** begin Given data **

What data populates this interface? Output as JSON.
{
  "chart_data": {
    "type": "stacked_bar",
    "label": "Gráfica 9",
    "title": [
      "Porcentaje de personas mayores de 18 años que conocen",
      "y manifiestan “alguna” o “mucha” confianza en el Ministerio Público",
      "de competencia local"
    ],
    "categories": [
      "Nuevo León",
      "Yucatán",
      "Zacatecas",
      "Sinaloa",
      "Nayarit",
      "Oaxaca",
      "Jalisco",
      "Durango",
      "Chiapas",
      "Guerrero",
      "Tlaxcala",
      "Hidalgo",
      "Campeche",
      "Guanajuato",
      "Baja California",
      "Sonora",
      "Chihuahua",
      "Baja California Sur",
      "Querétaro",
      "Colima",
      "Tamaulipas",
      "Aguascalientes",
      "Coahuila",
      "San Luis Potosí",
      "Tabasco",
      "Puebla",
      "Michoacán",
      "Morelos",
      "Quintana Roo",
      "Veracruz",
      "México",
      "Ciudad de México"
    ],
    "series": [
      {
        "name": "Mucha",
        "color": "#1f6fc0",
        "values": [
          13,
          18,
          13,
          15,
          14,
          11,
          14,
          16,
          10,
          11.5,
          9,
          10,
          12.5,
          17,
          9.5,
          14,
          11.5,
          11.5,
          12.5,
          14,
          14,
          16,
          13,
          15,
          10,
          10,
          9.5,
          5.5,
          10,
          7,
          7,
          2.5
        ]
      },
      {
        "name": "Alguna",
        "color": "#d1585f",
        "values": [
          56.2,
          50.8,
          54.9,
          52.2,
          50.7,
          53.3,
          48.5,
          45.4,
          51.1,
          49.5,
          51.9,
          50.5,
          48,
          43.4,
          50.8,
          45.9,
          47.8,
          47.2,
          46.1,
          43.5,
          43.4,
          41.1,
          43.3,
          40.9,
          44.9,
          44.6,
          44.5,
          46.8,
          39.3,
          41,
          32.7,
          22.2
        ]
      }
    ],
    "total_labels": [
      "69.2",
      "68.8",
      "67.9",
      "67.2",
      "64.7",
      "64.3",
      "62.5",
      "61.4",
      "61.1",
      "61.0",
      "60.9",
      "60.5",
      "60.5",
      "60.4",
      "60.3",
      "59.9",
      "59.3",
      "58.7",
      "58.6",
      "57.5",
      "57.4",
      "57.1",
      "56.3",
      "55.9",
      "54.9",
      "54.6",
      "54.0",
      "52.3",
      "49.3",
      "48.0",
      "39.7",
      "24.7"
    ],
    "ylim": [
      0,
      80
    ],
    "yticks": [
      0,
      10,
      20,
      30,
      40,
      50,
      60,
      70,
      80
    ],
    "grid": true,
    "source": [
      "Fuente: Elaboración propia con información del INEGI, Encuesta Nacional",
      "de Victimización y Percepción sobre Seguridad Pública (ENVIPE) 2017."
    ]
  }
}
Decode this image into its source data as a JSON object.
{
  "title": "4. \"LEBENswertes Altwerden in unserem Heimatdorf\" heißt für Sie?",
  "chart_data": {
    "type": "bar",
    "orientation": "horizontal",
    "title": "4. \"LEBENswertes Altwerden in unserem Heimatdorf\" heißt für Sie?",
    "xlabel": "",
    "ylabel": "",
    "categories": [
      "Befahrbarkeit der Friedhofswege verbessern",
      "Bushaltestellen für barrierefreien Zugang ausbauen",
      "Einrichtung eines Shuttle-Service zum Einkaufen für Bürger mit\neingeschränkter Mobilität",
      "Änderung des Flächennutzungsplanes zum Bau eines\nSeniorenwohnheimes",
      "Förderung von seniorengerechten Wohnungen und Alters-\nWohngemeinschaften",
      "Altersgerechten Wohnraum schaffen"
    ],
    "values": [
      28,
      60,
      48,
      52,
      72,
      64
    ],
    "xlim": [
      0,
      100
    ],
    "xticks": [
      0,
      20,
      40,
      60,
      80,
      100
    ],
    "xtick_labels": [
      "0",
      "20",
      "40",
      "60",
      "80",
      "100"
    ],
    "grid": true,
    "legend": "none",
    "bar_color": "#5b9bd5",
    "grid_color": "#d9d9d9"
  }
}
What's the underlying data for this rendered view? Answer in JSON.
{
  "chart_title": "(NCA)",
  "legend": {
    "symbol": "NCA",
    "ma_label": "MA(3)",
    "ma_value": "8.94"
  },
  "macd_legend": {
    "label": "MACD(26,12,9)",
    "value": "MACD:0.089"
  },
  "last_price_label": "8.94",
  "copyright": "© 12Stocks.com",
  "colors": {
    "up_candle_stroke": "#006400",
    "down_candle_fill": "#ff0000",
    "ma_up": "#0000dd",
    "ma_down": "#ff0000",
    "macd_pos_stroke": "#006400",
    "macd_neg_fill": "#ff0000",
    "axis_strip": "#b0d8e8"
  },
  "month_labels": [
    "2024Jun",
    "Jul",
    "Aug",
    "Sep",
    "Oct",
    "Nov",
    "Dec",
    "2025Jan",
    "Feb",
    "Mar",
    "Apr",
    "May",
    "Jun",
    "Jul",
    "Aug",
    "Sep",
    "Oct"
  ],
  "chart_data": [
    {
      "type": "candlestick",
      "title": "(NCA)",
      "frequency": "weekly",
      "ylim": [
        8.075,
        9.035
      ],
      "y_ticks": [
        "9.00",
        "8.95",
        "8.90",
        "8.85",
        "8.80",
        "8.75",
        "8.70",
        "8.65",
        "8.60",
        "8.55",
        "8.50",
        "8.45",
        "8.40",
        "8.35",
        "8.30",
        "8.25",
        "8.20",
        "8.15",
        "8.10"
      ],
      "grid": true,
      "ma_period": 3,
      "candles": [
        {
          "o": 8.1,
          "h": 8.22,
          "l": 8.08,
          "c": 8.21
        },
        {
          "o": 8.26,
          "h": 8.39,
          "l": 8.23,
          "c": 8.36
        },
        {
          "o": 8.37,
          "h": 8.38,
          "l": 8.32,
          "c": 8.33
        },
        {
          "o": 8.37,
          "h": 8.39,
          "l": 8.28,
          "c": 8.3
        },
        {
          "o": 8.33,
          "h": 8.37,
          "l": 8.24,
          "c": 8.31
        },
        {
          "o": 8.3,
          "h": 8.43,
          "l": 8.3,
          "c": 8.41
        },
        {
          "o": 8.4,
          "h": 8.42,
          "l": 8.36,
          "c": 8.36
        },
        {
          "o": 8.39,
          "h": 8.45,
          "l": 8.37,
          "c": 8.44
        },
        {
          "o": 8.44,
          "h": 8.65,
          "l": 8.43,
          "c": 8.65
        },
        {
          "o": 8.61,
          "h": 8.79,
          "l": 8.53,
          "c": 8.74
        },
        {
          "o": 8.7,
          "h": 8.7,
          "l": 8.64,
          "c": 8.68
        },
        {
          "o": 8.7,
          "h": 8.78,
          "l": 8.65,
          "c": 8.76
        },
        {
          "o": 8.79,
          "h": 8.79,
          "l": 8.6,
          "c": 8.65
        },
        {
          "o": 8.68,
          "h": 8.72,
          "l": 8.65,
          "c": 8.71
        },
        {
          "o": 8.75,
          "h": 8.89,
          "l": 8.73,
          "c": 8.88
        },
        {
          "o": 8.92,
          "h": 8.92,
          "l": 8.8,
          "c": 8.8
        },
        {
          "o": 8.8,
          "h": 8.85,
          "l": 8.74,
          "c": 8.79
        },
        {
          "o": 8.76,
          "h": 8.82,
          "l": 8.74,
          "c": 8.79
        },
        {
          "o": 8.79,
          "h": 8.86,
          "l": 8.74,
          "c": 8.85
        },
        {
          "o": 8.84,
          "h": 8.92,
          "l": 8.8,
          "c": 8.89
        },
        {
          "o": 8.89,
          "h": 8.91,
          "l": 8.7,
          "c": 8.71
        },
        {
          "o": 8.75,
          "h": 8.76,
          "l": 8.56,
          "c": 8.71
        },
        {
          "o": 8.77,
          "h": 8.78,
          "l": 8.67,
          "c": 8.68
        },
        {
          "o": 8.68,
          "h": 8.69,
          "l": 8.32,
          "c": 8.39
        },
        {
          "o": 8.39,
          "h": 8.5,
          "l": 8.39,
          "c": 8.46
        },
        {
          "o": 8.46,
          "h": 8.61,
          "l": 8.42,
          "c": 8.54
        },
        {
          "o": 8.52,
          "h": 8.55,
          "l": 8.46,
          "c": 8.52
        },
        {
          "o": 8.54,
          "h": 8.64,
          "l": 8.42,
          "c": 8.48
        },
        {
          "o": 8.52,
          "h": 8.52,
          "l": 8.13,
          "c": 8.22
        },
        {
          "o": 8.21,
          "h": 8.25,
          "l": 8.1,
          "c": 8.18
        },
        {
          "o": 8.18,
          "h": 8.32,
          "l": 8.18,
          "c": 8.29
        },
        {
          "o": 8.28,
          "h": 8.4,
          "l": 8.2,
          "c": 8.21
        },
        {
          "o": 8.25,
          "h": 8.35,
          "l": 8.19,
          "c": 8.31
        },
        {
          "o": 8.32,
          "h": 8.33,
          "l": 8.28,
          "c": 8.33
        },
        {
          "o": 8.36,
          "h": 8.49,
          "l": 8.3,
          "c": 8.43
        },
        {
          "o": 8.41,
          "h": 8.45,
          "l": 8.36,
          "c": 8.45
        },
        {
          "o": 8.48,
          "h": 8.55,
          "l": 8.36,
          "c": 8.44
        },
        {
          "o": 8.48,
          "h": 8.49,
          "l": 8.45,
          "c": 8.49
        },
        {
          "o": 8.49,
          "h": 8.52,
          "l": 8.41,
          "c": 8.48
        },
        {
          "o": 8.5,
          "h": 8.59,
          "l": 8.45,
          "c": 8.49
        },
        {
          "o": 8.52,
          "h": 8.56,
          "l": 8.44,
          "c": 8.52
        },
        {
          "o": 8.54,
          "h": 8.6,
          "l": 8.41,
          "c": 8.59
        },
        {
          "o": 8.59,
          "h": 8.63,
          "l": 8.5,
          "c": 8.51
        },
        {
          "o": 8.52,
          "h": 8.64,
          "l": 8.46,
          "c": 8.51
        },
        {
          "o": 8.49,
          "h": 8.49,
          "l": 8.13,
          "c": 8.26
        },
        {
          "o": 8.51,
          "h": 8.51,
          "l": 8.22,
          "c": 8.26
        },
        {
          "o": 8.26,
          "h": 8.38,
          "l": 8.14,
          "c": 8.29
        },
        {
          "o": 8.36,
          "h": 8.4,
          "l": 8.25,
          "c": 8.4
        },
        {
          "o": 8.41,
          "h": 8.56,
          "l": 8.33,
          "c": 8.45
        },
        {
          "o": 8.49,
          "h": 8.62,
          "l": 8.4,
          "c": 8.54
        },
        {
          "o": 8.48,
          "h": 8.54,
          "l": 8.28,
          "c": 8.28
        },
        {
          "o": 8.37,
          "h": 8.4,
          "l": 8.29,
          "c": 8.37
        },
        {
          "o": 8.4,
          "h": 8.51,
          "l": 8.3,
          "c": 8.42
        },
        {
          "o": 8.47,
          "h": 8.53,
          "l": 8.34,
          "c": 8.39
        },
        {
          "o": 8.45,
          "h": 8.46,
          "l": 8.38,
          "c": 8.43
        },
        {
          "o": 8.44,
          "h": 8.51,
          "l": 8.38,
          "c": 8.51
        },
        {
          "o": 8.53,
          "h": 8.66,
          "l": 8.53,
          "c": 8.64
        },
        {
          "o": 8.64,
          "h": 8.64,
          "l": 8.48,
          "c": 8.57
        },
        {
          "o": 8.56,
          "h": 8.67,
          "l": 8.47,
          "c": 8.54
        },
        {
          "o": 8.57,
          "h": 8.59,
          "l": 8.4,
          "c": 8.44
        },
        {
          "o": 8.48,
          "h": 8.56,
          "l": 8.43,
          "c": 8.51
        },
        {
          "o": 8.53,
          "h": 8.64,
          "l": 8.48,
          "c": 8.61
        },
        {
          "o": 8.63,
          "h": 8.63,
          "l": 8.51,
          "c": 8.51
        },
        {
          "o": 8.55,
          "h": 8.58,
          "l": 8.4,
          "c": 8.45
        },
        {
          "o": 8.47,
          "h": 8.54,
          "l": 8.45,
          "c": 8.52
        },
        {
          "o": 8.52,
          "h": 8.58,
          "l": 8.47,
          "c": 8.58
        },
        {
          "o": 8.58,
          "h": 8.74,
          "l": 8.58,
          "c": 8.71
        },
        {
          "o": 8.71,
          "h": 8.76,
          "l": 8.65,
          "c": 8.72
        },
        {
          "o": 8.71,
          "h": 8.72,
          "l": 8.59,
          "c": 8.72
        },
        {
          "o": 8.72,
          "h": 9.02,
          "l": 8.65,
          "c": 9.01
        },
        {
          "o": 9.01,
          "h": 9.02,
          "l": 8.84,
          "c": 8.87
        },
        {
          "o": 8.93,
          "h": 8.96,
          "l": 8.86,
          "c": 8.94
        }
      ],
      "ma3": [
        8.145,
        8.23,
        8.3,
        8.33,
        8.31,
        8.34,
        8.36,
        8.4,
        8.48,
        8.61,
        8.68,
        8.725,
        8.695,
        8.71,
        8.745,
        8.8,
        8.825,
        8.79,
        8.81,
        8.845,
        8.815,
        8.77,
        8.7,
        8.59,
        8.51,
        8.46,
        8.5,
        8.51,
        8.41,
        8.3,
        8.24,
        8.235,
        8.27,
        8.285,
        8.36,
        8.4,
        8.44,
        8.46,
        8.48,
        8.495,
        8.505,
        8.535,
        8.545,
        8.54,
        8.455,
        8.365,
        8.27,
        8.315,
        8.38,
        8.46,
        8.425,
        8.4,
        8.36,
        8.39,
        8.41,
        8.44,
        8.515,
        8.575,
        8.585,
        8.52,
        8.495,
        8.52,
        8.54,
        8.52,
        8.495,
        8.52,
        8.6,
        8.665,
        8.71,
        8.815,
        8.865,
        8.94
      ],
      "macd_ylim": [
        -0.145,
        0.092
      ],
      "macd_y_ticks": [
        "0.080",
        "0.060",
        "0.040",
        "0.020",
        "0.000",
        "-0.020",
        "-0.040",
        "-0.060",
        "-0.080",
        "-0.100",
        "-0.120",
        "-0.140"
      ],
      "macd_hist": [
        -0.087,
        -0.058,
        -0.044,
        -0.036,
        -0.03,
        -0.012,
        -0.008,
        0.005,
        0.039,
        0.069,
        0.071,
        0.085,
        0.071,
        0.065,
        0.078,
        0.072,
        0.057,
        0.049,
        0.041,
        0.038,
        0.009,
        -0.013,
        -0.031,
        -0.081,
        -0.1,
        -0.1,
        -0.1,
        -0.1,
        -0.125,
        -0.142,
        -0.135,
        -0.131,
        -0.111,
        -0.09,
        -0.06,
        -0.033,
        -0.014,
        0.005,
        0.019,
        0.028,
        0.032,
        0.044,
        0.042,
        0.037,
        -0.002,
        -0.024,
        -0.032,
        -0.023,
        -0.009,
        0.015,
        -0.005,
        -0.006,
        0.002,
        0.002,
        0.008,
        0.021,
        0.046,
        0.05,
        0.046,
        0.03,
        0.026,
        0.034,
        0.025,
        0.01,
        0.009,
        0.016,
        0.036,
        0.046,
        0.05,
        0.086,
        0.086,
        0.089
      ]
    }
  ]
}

** end Given data **

◆ Work instructions
Return every line above that contains the word "California".

◆ Task answer
      "Baja California",
      "Baja California Sur",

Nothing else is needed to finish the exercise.